[Extracted records]
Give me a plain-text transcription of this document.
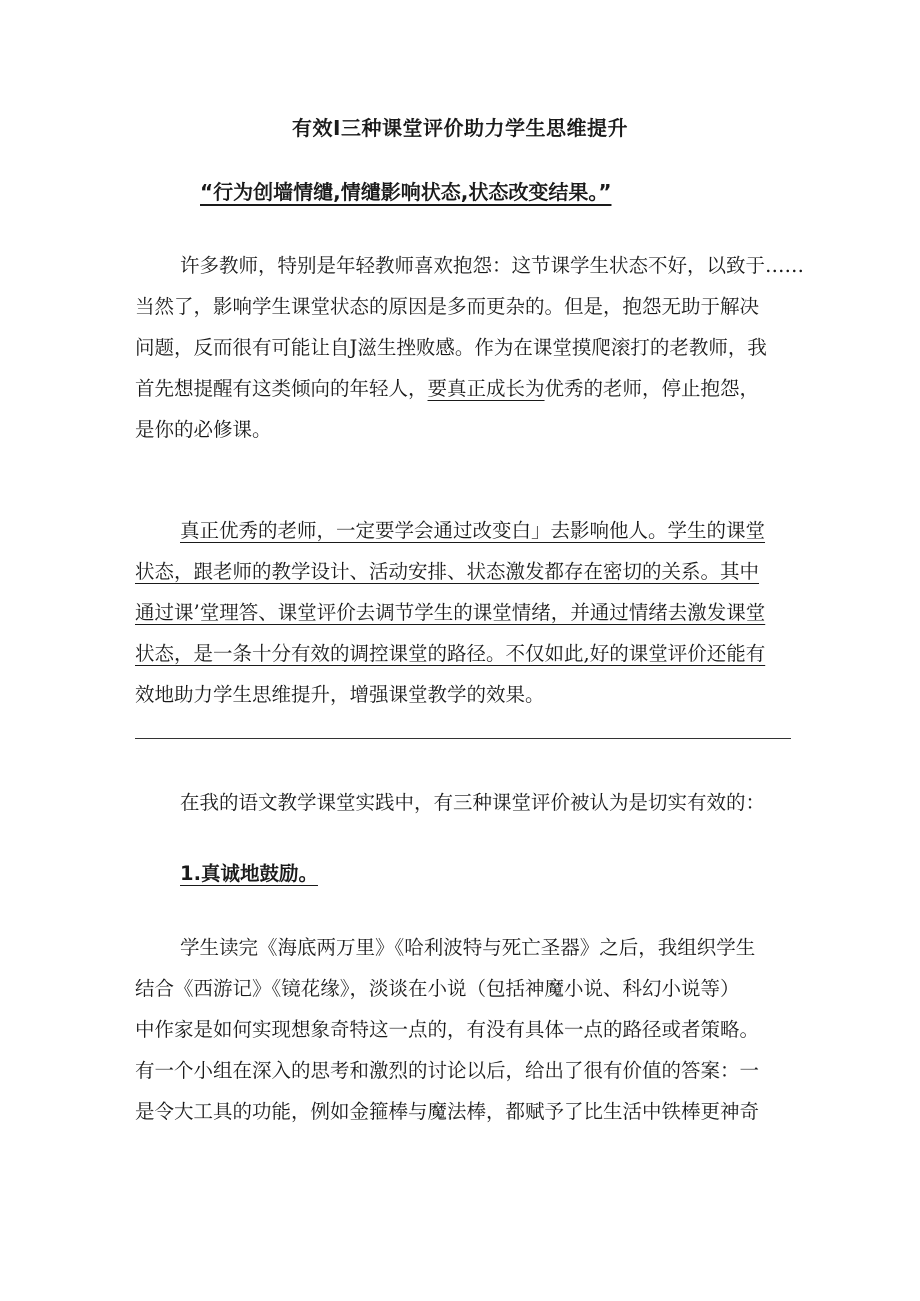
有效I三种课堂评价助力学生思维提升
“行为创墙情缱,情缱影响状态,状态改变结果。”
许多教师，特别是年轻教师喜欢抱怨：这节课学生状态不好，以致于……
当然了，影响学生课堂状态的原因是多而更杂的。但是，抱怨无助于解决
问题，反而很有可能让自J滋生挫败感。作为在课堂摸爬滚打的老教师，我
首先想提醒有这类倾向的年轻人，要真正成长为优秀的老师，停止抱怨，
是你的必修课。
真正优秀的老师，一定要学会通过改变白」去影响他人。学生的课堂
状态，跟老师的教学设计、活动安排、状态激发都存在密切的关系。其中
通过课’堂理答、课堂评价去调节学生的课堂情绪，并通过情绪去激发课堂
状态，是一条十分有效的调控课堂的路径。不仅如此,好的课堂评价还能有
效地助力学生思维提升，增强课堂教学的效果。
在我的语文教学课堂实践中，有三种课堂评价被认为是切实有效的：
1.真诚地鼓励。
学生读完《海底两万里》《哈利波特与死亡圣器》之后，我组织学生
结合《西游记》《镜花缘》，淡谈在小说（包括神魔小说、科幻小说等）
中作家是如何实现想象奇特这一点的，有没有具体一点的路径或者策略。
有一个小组在深入的思考和激烈的讨论以后，给出了很有价值的答案：一
是令大工具的功能，例如金箍棒与魔法棒，都赋予了比生活中铁棒更神奇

## TASK OBJECTIVE:
Repeat each entry exactly as given; no pictures belong in the copy.

## FINISHED EXERCISE:
Give me a plain-text transcription of this document.
有效I三种课堂评价助力学生思维提升
“行为创墙情缱,情缱影响状态,状态改变结果。”
许多教师，特别是年轻教师喜欢抱怨：这节课学生状态不好，以致于……
当然了，影响学生课堂状态的原因是多而更杂的。但是，抱怨无助于解决
问题，反而很有可能让自J滋生挫败感。作为在课堂摸爬滚打的老教师，我
首先想提醒有这类倾向的年轻人，要真正成长为优秀的老师，停止抱怨，
是你的必修课。
真正优秀的老师，一定要学会通过改变白」去影响他人。学生的课堂
状态，跟老师的教学设计、活动安排、状态激发都存在密切的关系。其中
通过课’堂理答、课堂评价去调节学生的课堂情绪，并通过情绪去激发课堂
状态，是一条十分有效的调控课堂的路径。不仅如此,好的课堂评价还能有
效地助力学生思维提升，增强课堂教学的效果。
在我的语文教学课堂实践中，有三种课堂评价被认为是切实有效的：
1.真诚地鼓励。
学生读完《海底两万里》《哈利波特与死亡圣器》之后，我组织学生
结合《西游记》《镜花缘》，淡谈在小说（包括神魔小说、科幻小说等）
中作家是如何实现想象奇特这一点的，有没有具体一点的路径或者策略。
有一个小组在深入的思考和激烈的讨论以后，给出了很有价值的答案：一
是令大工具的功能，例如金箍棒与魔法棒，都赋予了比生活中铁棒更神奇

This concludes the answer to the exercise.